- Dataset entries:
━━━━━━━━━━
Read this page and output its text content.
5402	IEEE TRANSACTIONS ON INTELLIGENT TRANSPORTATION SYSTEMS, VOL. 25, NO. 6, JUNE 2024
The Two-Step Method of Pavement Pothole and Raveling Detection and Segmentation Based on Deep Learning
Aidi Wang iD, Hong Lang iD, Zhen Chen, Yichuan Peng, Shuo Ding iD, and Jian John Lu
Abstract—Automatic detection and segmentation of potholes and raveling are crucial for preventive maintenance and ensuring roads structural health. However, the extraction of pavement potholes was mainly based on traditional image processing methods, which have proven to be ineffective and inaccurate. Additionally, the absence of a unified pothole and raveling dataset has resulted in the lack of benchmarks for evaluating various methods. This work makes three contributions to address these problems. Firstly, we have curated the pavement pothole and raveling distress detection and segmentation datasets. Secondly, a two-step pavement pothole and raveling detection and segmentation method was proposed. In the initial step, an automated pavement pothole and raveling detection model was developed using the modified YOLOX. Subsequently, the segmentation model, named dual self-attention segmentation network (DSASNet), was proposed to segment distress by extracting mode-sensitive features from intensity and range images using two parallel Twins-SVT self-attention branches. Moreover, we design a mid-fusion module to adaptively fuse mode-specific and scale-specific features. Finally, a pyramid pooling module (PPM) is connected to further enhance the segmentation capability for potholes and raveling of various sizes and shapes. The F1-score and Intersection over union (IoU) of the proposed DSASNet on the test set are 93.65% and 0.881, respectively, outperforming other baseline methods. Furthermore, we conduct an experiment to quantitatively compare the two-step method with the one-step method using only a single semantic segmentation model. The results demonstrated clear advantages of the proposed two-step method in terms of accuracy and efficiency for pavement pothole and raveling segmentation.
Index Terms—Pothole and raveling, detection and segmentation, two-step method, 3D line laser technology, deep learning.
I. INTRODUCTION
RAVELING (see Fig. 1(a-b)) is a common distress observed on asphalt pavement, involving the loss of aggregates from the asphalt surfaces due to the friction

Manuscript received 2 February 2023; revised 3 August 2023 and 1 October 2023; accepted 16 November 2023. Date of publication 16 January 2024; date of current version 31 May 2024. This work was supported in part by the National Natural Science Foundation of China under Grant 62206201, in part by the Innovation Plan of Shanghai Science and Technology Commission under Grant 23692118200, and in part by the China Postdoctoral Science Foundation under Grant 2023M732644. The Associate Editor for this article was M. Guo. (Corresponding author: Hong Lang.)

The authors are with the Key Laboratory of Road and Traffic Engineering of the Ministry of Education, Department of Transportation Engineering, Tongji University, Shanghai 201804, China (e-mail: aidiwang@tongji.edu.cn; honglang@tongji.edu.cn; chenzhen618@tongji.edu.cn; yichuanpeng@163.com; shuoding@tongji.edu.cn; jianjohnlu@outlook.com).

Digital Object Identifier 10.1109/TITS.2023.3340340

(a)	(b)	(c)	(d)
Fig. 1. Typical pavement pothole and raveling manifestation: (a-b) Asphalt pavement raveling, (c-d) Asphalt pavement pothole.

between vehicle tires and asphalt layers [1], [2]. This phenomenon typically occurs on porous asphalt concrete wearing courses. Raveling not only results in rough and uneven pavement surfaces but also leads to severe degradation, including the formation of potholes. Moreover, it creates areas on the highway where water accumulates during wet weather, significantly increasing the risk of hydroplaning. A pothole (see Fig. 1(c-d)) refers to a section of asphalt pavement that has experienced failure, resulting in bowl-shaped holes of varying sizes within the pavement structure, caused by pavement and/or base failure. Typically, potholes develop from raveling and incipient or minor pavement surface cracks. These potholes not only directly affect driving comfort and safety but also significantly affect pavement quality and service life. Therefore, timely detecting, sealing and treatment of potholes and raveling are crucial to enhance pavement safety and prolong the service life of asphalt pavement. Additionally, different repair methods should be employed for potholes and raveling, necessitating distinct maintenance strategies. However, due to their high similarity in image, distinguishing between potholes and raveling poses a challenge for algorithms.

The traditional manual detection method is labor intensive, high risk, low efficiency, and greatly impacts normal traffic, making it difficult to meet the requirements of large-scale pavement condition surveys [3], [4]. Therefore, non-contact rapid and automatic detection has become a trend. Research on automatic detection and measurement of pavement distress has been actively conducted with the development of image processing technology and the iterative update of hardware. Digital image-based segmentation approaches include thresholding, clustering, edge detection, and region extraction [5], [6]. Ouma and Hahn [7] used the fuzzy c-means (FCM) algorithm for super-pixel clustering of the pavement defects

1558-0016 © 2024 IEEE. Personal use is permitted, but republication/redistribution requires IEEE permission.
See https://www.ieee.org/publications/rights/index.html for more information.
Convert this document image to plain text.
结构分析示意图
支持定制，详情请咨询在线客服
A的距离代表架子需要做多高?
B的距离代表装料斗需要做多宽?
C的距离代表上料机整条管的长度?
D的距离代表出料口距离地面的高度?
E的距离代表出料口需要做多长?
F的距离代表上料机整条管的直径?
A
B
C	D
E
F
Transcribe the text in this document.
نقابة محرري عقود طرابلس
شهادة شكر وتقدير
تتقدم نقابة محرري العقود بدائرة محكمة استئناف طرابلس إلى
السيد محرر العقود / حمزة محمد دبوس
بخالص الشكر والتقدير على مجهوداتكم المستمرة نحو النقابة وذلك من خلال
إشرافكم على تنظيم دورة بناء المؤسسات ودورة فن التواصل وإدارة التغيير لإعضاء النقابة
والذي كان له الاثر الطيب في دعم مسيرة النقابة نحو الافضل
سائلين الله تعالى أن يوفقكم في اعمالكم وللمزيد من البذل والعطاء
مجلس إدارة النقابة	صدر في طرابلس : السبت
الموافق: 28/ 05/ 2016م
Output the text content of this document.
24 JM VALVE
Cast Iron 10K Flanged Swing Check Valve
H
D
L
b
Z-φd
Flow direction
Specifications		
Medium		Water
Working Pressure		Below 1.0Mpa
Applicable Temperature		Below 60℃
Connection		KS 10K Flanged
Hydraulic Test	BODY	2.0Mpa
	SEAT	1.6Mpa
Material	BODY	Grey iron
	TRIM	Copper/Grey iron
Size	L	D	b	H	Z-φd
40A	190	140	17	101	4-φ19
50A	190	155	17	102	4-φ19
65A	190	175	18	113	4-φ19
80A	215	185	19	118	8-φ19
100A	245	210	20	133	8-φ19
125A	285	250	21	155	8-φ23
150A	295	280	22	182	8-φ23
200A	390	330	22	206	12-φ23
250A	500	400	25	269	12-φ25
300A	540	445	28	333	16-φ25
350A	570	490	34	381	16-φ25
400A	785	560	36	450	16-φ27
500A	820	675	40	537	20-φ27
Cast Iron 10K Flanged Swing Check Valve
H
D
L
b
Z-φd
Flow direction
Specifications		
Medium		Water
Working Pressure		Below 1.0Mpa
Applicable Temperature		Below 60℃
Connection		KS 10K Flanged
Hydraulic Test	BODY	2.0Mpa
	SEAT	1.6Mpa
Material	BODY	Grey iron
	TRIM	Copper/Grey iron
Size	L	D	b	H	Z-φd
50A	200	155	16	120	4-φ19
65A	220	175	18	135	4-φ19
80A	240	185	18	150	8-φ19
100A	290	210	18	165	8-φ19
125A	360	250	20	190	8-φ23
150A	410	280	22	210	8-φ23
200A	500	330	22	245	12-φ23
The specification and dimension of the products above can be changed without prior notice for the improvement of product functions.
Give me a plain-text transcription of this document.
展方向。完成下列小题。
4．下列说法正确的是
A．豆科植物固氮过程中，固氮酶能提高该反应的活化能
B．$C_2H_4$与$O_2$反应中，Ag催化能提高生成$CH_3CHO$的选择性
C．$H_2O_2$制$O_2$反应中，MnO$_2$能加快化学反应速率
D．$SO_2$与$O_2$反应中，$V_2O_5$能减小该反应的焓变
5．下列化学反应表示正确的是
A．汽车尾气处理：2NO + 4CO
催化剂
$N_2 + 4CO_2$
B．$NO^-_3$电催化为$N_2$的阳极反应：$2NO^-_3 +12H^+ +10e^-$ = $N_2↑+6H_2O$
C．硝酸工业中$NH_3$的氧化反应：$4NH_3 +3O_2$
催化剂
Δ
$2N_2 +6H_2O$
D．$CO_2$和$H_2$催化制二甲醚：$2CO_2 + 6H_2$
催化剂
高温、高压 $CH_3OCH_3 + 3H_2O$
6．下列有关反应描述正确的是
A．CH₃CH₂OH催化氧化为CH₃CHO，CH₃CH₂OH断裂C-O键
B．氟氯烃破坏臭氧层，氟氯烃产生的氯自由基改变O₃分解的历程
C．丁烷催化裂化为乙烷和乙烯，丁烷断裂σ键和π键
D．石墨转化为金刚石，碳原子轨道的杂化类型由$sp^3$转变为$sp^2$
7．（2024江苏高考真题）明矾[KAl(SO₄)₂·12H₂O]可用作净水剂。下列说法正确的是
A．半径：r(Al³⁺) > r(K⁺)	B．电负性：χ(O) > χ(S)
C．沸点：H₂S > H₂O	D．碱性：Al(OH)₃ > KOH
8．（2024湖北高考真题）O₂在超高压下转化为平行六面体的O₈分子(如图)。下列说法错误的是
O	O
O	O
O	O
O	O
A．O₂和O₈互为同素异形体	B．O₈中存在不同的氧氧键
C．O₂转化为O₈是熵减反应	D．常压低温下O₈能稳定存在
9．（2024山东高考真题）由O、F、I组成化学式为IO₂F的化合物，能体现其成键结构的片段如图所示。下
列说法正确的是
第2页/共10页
━━━━━━━━━━
- Task to carry out: In the entries above, identify every line with the word "plain". Copy those lines.

- Solution for this task:
Convert this document image to plain text.
Give me a plain-text transcription of this document.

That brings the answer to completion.